WHAT YOU NEED TO DO - The listing below should be printed exactly, every line of it. Skip the pictures.

RECORDED DATA -

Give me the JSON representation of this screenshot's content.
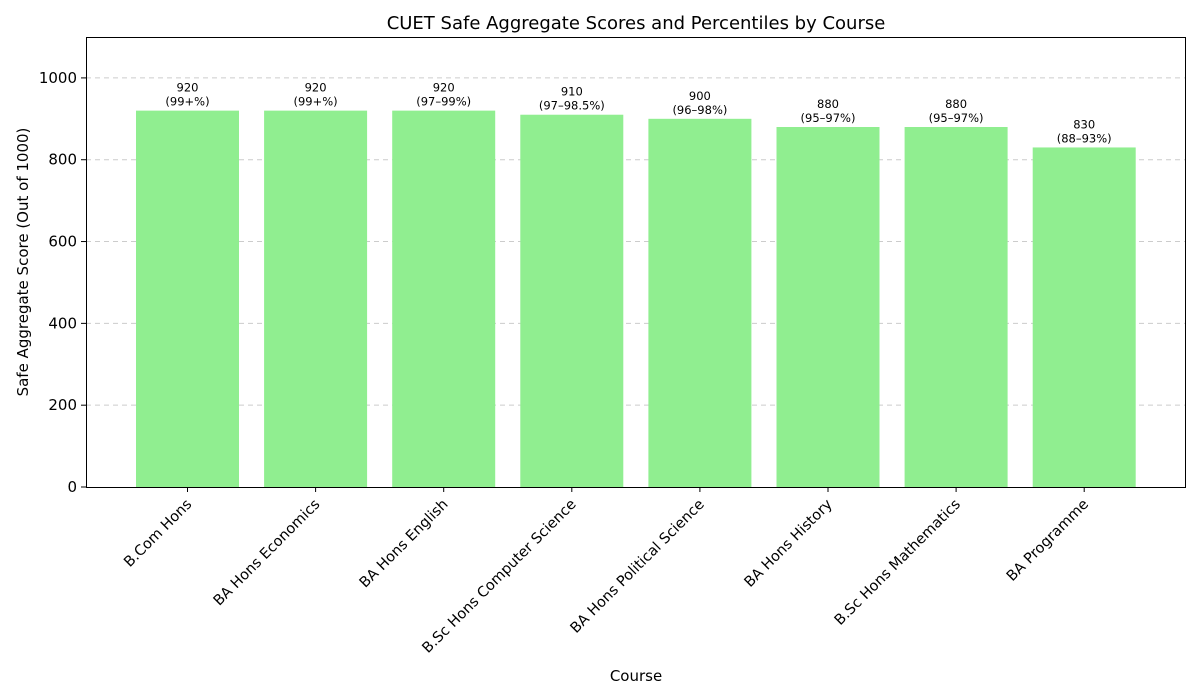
{
  "chart_data": {
    "type": "bar",
    "title": "CUET Safe Aggregate Scores and Percentiles by Course",
    "xlabel": "Course",
    "ylabel": "Safe Aggregate Score (Out of 1000)",
    "ylim": [
      0,
      1100
    ],
    "yticks": [
      0,
      200,
      400,
      600,
      800,
      1000
    ],
    "grid": "y-dashed",
    "bar_color": "#90ee90",
    "categories": [
      "B.Com Hons",
      "BA Hons Economics",
      "BA Hons English",
      "B.Sc Hons Computer Science",
      "BA Hons Political Science",
      "BA Hons History",
      "B.Sc Hons Mathematics",
      "BA Programme"
    ],
    "values": [
      920,
      920,
      920,
      910,
      900,
      880,
      880,
      830
    ],
    "percentiles": [
      "(99+%)",
      "(99+%)",
      "(97–99%)",
      "(97–98.5%)",
      "(96–98%)",
      "(95–97%)",
      "(95–97%)",
      "(88–93%)"
    ]
  }
}
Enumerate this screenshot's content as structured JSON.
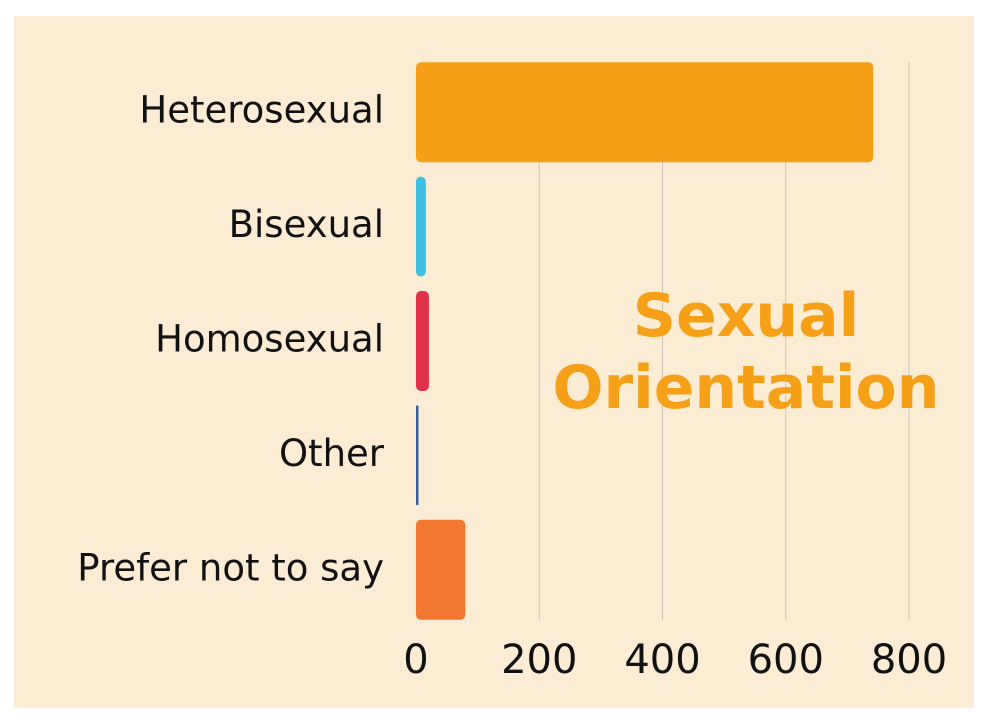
{
  "chart_data": {
    "type": "barh",
    "title": "Sexual Orientation",
    "categories": [
      "Heterosexual",
      "Bisexual",
      "Homosexual",
      "Other",
      "Prefer not to say"
    ],
    "values": [
      742,
      16,
      21,
      4,
      80
    ],
    "colors": [
      "#f5a016",
      "#3fbfe1",
      "#e0334b",
      "#3a5fa0",
      "#f27731"
    ],
    "xlim": [
      0,
      800
    ],
    "xticks": [
      0,
      200,
      400,
      600,
      800
    ],
    "grid": true
  }
}
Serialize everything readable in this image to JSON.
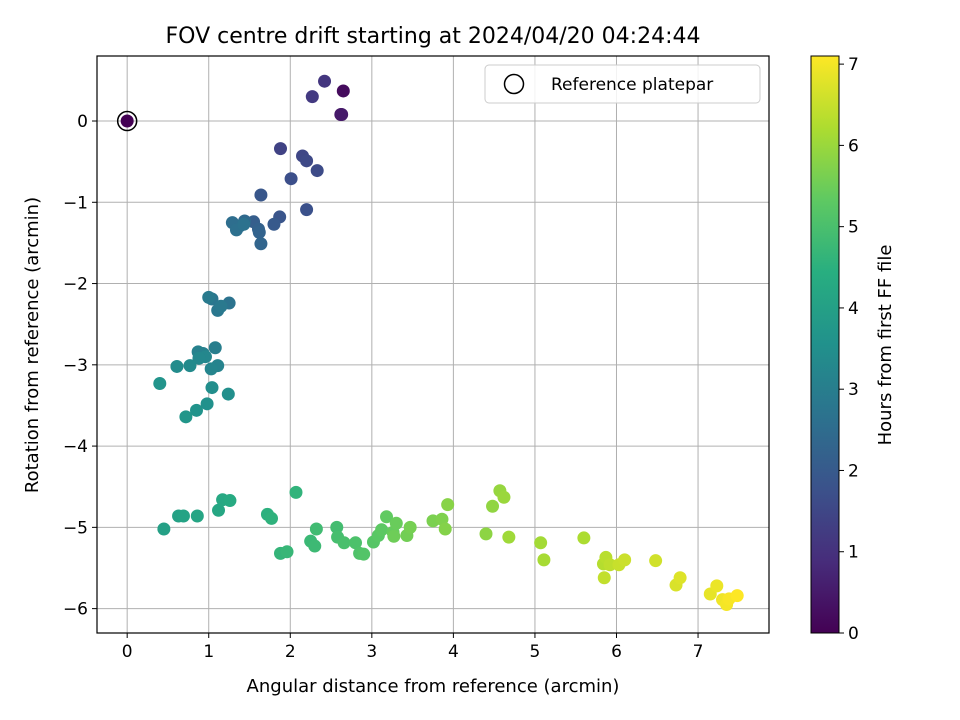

RESULT BELOW -
Give me the JSON representation of this screenshot's content.
{
  "chart_data": {
    "type": "bar",
    "title": "CUET Safe Aggregate Scores and Percentiles by Course",
    "xlabel": "Course",
    "ylabel": "Safe Aggregate Score (Out of 1000)",
    "ylim": [
      0,
      1100
    ],
    "yticks": [
      0,
      200,
      400,
      600,
      800,
      1000
    ],
    "grid": "y-dashed",
    "bar_color": "#90ee90",
    "categories": [
      "B.Com Hons",
      "BA Hons Economics",
      "BA Hons English",
      "B.Sc Hons Computer Science",
      "BA Hons Political Science",
      "BA Hons History",
      "B.Sc Hons Mathematics",
      "BA Programme"
    ],
    "values": [
      920,
      920,
      920,
      910,
      900,
      880,
      880,
      830
    ],
    "percentiles": [
      "(99+%)",
      "(99+%)",
      "(97–99%)",
      "(97–98.5%)",
      "(96–98%)",
      "(95–97%)",
      "(95–97%)",
      "(88–93%)"
    ]
  }
}
Enumerate this screenshot's content as structured JSON.
{
  "chart_data": {
    "type": "barh",
    "title": "Sexual Orientation",
    "categories": [
      "Heterosexual",
      "Bisexual",
      "Homosexual",
      "Other",
      "Prefer not to say"
    ],
    "values": [
      742,
      16,
      21,
      4,
      80
    ],
    "colors": [
      "#f5a016",
      "#3fbfe1",
      "#e0334b",
      "#3a5fa0",
      "#f27731"
    ],
    "xlim": [
      0,
      800
    ],
    "xticks": [
      0,
      200,
      400,
      600,
      800
    ],
    "grid": true
  }
}
Serialize everything readable in this image to JSON.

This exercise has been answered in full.